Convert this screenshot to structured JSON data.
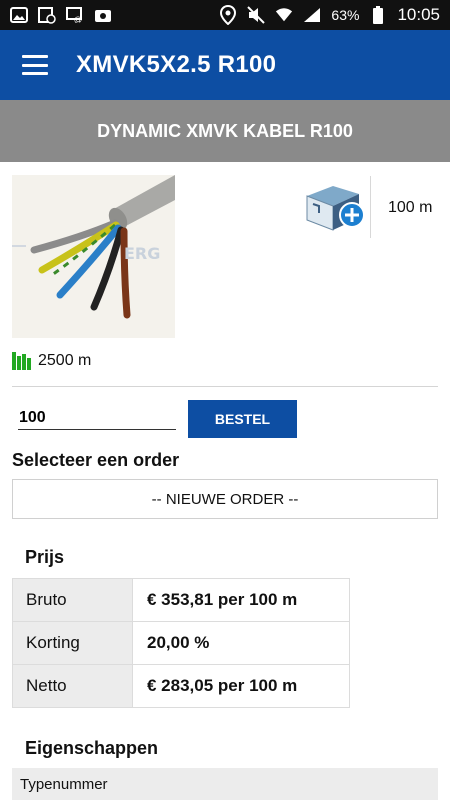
{
  "status_bar": {
    "battery": "63%",
    "time": "10:05"
  },
  "app_bar": {
    "title": "XMVK5X2.5 R100"
  },
  "product": {
    "name": "DYNAMIC XMVK KABEL R100",
    "image_watermark": "ERG",
    "unit": "100 m",
    "stock": "2500 m"
  },
  "order": {
    "quantity": "100",
    "order_button": "BESTEL",
    "select_label": "Selecteer een order",
    "selected_order": "-- NIEUWE ORDER --"
  },
  "price": {
    "title": "Prijs",
    "rows": [
      {
        "label": "Bruto",
        "value": "€ 353,81 per 100 m"
      },
      {
        "label": "Korting",
        "value": "20,00 %"
      },
      {
        "label": "Netto",
        "value": "€ 283,05 per 100 m"
      }
    ]
  },
  "properties": {
    "title": "Eigenschappen",
    "first_row_label": "Typenummer"
  },
  "colors": {
    "brand_blue": "#0d4ea3",
    "header_gray": "#8a8a8a",
    "stock_green": "#22a822"
  },
  "icons": [
    "image-icon",
    "calendar-icon",
    "voicemail-icon",
    "photo-icon",
    "location-icon",
    "mute-icon",
    "wifi-icon",
    "signal-icon",
    "battery-icon",
    "menu-icon",
    "add-box-icon",
    "stock-icon"
  ]
}
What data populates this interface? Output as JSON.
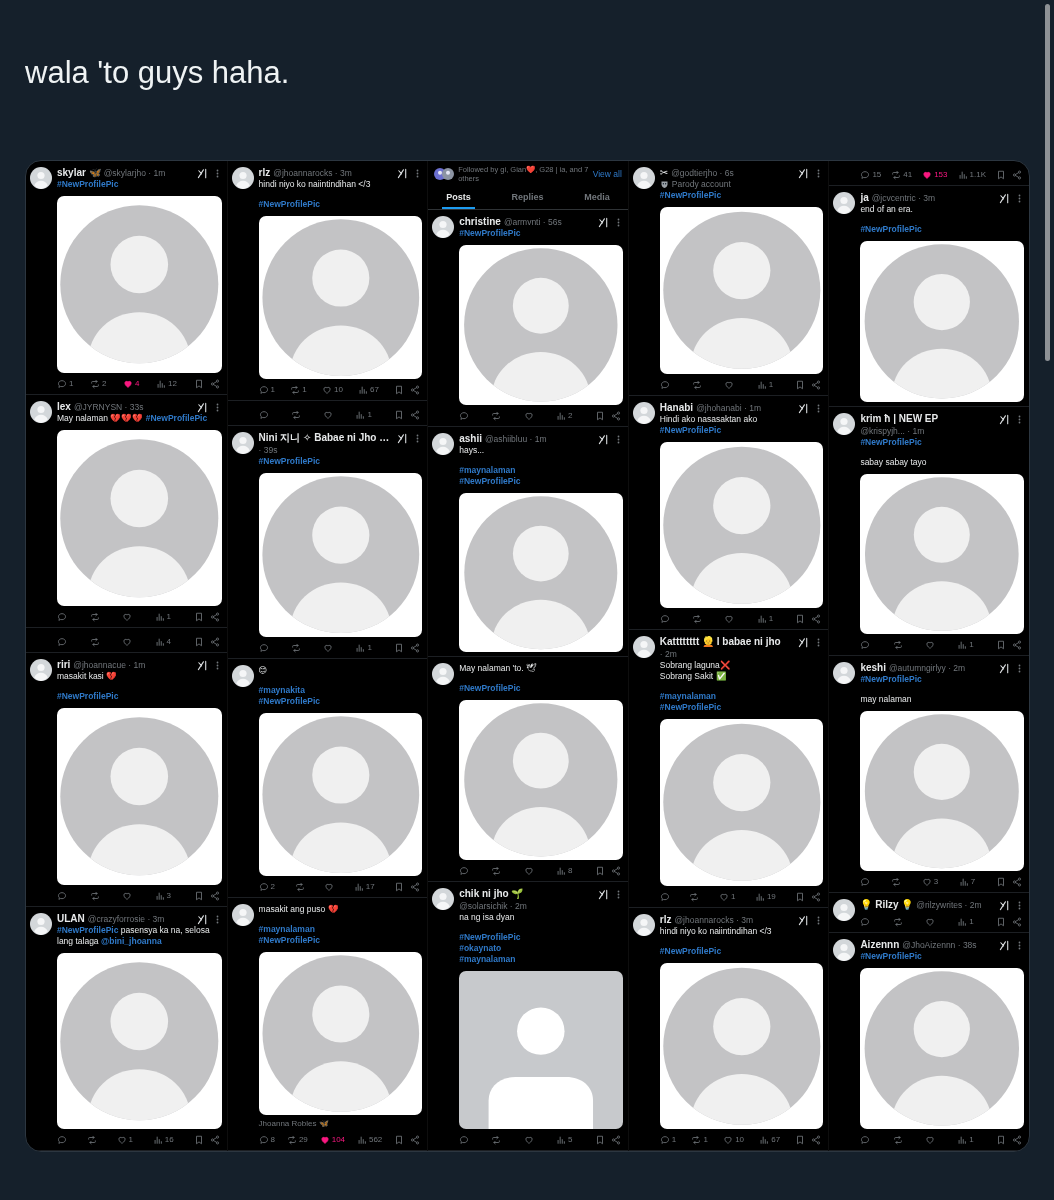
{
  "post": {
    "text": "wala 'to guys haha."
  },
  "collage": {
    "columns": [
      {
        "items": [
          {
            "kind": "tweet",
            "name": "skylar 🦋",
            "meta": "@skylarjho · 1m",
            "body": [
              {
                "lines": [
                  {
                    "segs": [
                      {
                        "kind": "hashtag",
                        "text": "#NewProfilePic"
                      }
                    ]
                  }
                ]
              }
            ],
            "picture": {
              "kind": "round"
            },
            "actions": {
              "reply": "1",
              "repost": "2",
              "like": "4",
              "liked": true,
              "views": "12"
            }
          },
          {
            "kind": "tweet",
            "name": "lex",
            "meta": "@JYRNYSN · 33s",
            "body": [
              {
                "lines": [
                  {
                    "segs": [
                      {
                        "kind": "text",
                        "text": "May nalaman 💔💔💔 "
                      },
                      {
                        "kind": "hashtag",
                        "text": "#NewProfilePic"
                      }
                    ]
                  }
                ]
              }
            ],
            "picture": {
              "kind": "round"
            },
            "actions": {
              "liked": false,
              "views": "1"
            }
          },
          {
            "kind": "actions",
            "actions": {
              "liked": false,
              "views": "4"
            }
          },
          {
            "kind": "tweet",
            "name": "riri",
            "meta": "@jhoannacue · 1m",
            "body": [
              {
                "lines": [
                  {
                    "segs": [
                      {
                        "kind": "text",
                        "text": "masakit kasi 💔"
                      }
                    ]
                  }
                ]
              },
              {
                "lines": [
                  {
                    "segs": [
                      {
                        "kind": "hashtag",
                        "text": "#NewProfilePic"
                      }
                    ]
                  }
                ]
              }
            ],
            "picture": {
              "kind": "round"
            },
            "actions": {
              "liked": false,
              "views": "3"
            }
          },
          {
            "kind": "tweet",
            "name": "ULAN",
            "meta": "@crazyforrosie · 3m",
            "body": [
              {
                "lines": [
                  {
                    "segs": [
                      {
                        "kind": "hashtag",
                        "text": "#NewProfilePic"
                      },
                      {
                        "kind": "text",
                        "text": " pasensya ka na, selosa lang talaga "
                      },
                      {
                        "kind": "mention",
                        "text": "@bini_jhoanna"
                      }
                    ]
                  }
                ]
              }
            ],
            "picture": {
              "kind": "round"
            },
            "actions": {
              "like": "1",
              "liked": false,
              "views": "16"
            }
          }
        ]
      },
      {
        "items": [
          {
            "kind": "tweet",
            "name": "rlz",
            "meta": "@jhoannarocks · 3m",
            "body": [
              {
                "lines": [
                  {
                    "segs": [
                      {
                        "kind": "text",
                        "text": "hindi niyo ko naiintindihan </3"
                      }
                    ]
                  }
                ]
              },
              {
                "lines": [
                  {
                    "segs": [
                      {
                        "kind": "hashtag",
                        "text": "#NewProfilePic"
                      }
                    ]
                  }
                ]
              }
            ],
            "picture": {
              "kind": "round"
            },
            "actions": {
              "reply": "1",
              "repost": "1",
              "like": "10",
              "liked": false,
              "views": "67"
            }
          },
          {
            "kind": "actions",
            "actions": {
              "liked": false,
              "views": "1"
            }
          },
          {
            "kind": "tweet",
            "name": "Nini 지니 ✧ Babae ni Jho …",
            "meta": "· 39s",
            "body": [
              {
                "lines": [
                  {
                    "segs": [
                      {
                        "kind": "hashtag",
                        "text": "#NewProfilePic"
                      }
                    ]
                  }
                ]
              }
            ],
            "picture": {
              "kind": "round"
            },
            "actions": {
              "liked": false,
              "views": "1"
            }
          },
          {
            "kind": "tweet",
            "body": [
              {
                "lines": [
                  {
                    "segs": [
                      {
                        "kind": "text",
                        "text": "😊"
                      }
                    ]
                  }
                ]
              },
              {
                "lines": [
                  {
                    "segs": [
                      {
                        "kind": "hashtag",
                        "text": "#maynakita"
                      }
                    ]
                  },
                  {
                    "segs": [
                      {
                        "kind": "hashtag",
                        "text": "#NewProfilePic"
                      }
                    ]
                  }
                ]
              }
            ],
            "picture": {
              "kind": "round"
            },
            "actions": {
              "reply": "2",
              "liked": false,
              "views": "17"
            }
          },
          {
            "kind": "tweet",
            "body": [
              {
                "lines": [
                  {
                    "segs": [
                      {
                        "kind": "text",
                        "text": "masakit ang puso 💔"
                      }
                    ]
                  }
                ]
              },
              {
                "lines": [
                  {
                    "segs": [
                      {
                        "kind": "hashtag",
                        "text": "#maynalaman"
                      }
                    ]
                  },
                  {
                    "segs": [
                      {
                        "kind": "hashtag",
                        "text": "#NewProfilePic"
                      }
                    ]
                  }
                ]
              }
            ],
            "picture": {
              "kind": "round"
            },
            "caption": "Jhoanna Robles 🦋",
            "actions": {
              "reply": "8",
              "repost": "29",
              "like": "104",
              "liked": true,
              "views": "562"
            }
          }
        ]
      },
      {
        "items": [
          {
            "kind": "profile",
            "followed_by": "Followed by gi, Gian❤️, G28 | ia, and 7 others",
            "view_all": "View all",
            "tabs": [
              {
                "label": "Posts",
                "selected": true
              },
              {
                "label": "Replies",
                "selected": false
              },
              {
                "label": "Media",
                "selected": false
              }
            ]
          },
          {
            "kind": "tweet",
            "name": "christine",
            "meta": "@armvnti · 56s",
            "body": [
              {
                "lines": [
                  {
                    "segs": [
                      {
                        "kind": "hashtag",
                        "text": "#NewProfilePic"
                      }
                    ]
                  }
                ]
              }
            ],
            "picture": {
              "kind": "round"
            },
            "actions": {
              "liked": false,
              "views": "2"
            }
          },
          {
            "kind": "tweet",
            "name": "ashii",
            "meta": "@ashiibluu · 1m",
            "body": [
              {
                "lines": [
                  {
                    "segs": [
                      {
                        "kind": "text",
                        "text": "hays..."
                      }
                    ]
                  }
                ]
              },
              {
                "lines": [
                  {
                    "segs": [
                      {
                        "kind": "hashtag",
                        "text": "#maynalaman"
                      }
                    ]
                  },
                  {
                    "segs": [
                      {
                        "kind": "hashtag",
                        "text": "#NewProfilePic"
                      }
                    ]
                  }
                ]
              }
            ],
            "picture": {
              "kind": "round"
            }
          },
          {
            "kind": "tweet",
            "body": [
              {
                "lines": [
                  {
                    "segs": [
                      {
                        "kind": "text",
                        "text": "May nalaman 'to. 🕊"
                      }
                    ]
                  }
                ]
              },
              {
                "lines": [
                  {
                    "segs": [
                      {
                        "kind": "hashtag",
                        "text": "#NewProfilePic"
                      }
                    ]
                  }
                ]
              }
            ],
            "picture": {
              "kind": "round"
            },
            "actions": {
              "liked": false,
              "views": "8"
            }
          },
          {
            "kind": "tweet",
            "name": "chik ni jho 🌱",
            "meta": "@solarsichik · 2m",
            "body": [
              {
                "lines": [
                  {
                    "segs": [
                      {
                        "kind": "text",
                        "text": "na ng isa dyan"
                      }
                    ]
                  }
                ]
              },
              {
                "lines": [
                  {
                    "segs": [
                      {
                        "kind": "hashtag",
                        "text": "#NewProfilePic"
                      }
                    ]
                  },
                  {
                    "segs": [
                      {
                        "kind": "hashtag",
                        "text": "#okaynato"
                      }
                    ]
                  },
                  {
                    "segs": [
                      {
                        "kind": "hashtag",
                        "text": "#maynalaman"
                      }
                    ]
                  }
                ]
              }
            ],
            "picture": {
              "kind": "flat"
            },
            "actions": {
              "liked": false,
              "views": "5"
            }
          }
        ]
      },
      {
        "items": [
          {
            "kind": "tweet",
            "name": "✂",
            "meta": "@godtierjho · 6s",
            "label": "Parody account",
            "body": [
              {
                "lines": [
                  {
                    "segs": [
                      {
                        "kind": "hashtag",
                        "text": "#NewProfilePic"
                      }
                    ]
                  }
                ]
              }
            ],
            "picture": {
              "kind": "round"
            },
            "actions": {
              "liked": false,
              "views": "1"
            }
          },
          {
            "kind": "tweet",
            "name": "Hanabi",
            "meta": "@jhohanabi · 1m",
            "body": [
              {
                "lines": [
                  {
                    "segs": [
                      {
                        "kind": "text",
                        "text": "Hindi ako nasasaktan ako"
                      }
                    ]
                  },
                  {
                    "segs": [
                      {
                        "kind": "hashtag",
                        "text": "#NewProfilePic"
                      }
                    ]
                  }
                ]
              }
            ],
            "picture": {
              "kind": "round"
            },
            "actions": {
              "liked": false,
              "views": "1"
            }
          },
          {
            "kind": "tweet",
            "name": "Katttttttt 👱 I babae ni jho",
            "meta": "· 2m",
            "body": [
              {
                "lines": [
                  {
                    "segs": [
                      {
                        "kind": "text",
                        "text": "Sobrang laguna❌"
                      }
                    ]
                  },
                  {
                    "segs": [
                      {
                        "kind": "text",
                        "text": "Sobrang Sakit ✅"
                      }
                    ]
                  }
                ]
              },
              {
                "lines": [
                  {
                    "segs": [
                      {
                        "kind": "hashtag",
                        "text": "#maynalaman"
                      }
                    ]
                  },
                  {
                    "segs": [
                      {
                        "kind": "hashtag",
                        "text": "#NewProfilePic"
                      }
                    ]
                  }
                ]
              }
            ],
            "picture": {
              "kind": "round"
            },
            "actions": {
              "like": "1",
              "liked": false,
              "views": "19"
            }
          },
          {
            "kind": "tweet",
            "name": "rlz",
            "meta": "@jhoannarocks · 3m",
            "body": [
              {
                "lines": [
                  {
                    "segs": [
                      {
                        "kind": "text",
                        "text": "hindi niyo ko naiintindihan </3"
                      }
                    ]
                  }
                ]
              },
              {
                "lines": [
                  {
                    "segs": [
                      {
                        "kind": "hashtag",
                        "text": "#NewProfilePic"
                      }
                    ]
                  }
                ]
              }
            ],
            "picture": {
              "kind": "round"
            },
            "actions": {
              "reply": "1",
              "repost": "1",
              "like": "10",
              "liked": false,
              "views": "67"
            }
          }
        ]
      },
      {
        "items": [
          {
            "kind": "actions",
            "actions": {
              "reply": "15",
              "repost": "41",
              "like": "153",
              "liked": true,
              "views": "1.1K"
            }
          },
          {
            "kind": "tweet",
            "name": "ja",
            "meta": "@jcvcentric · 3m",
            "body": [
              {
                "lines": [
                  {
                    "segs": [
                      {
                        "kind": "text",
                        "text": "end of an era."
                      }
                    ]
                  }
                ]
              },
              {
                "lines": [
                  {
                    "segs": [
                      {
                        "kind": "hashtag",
                        "text": "#NewProfilePic"
                      }
                    ]
                  }
                ]
              }
            ],
            "picture": {
              "kind": "round"
            }
          },
          {
            "kind": "tweet",
            "name": "krim ħ | NEW EP",
            "meta": "@krispyjh... · 1m",
            "body": [
              {
                "lines": [
                  {
                    "segs": [
                      {
                        "kind": "hashtag",
                        "text": "#NewProfilePic"
                      }
                    ]
                  }
                ]
              },
              {
                "lines": [
                  {
                    "segs": [
                      {
                        "kind": "text",
                        "text": "sabay sabay tayo"
                      }
                    ]
                  }
                ]
              }
            ],
            "picture": {
              "kind": "round"
            },
            "actions": {
              "liked": false,
              "views": "1"
            }
          },
          {
            "kind": "tweet",
            "name": "keshi",
            "meta": "@autumngirlyy · 2m",
            "body": [
              {
                "lines": [
                  {
                    "segs": [
                      {
                        "kind": "hashtag",
                        "text": "#NewProfilePic"
                      }
                    ]
                  }
                ]
              },
              {
                "lines": [
                  {
                    "segs": [
                      {
                        "kind": "text",
                        "text": "may nalaman"
                      }
                    ]
                  }
                ]
              }
            ],
            "picture": {
              "kind": "round"
            },
            "actions": {
              "like": "3",
              "liked": false,
              "views": "7"
            }
          },
          {
            "kind": "tweet",
            "name": "💡 Rilzy 💡",
            "meta": "@rilzywrites · 2m",
            "actions": {
              "liked": false,
              "views": "1"
            }
          },
          {
            "kind": "tweet",
            "name": "Aizennn",
            "meta": "@JhoAizennn · 38s",
            "body": [
              {
                "lines": [
                  {
                    "segs": [
                      {
                        "kind": "hashtag",
                        "text": "#NewProfilePic"
                      }
                    ]
                  }
                ]
              }
            ],
            "picture": {
              "kind": "round"
            },
            "actions": {
              "liked": false,
              "views": "1"
            }
          }
        ]
      }
    ]
  }
}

####################

Look back over the material above and state how many lines hold the word "title". Write the number and nothing else.

TASK ANSWER
3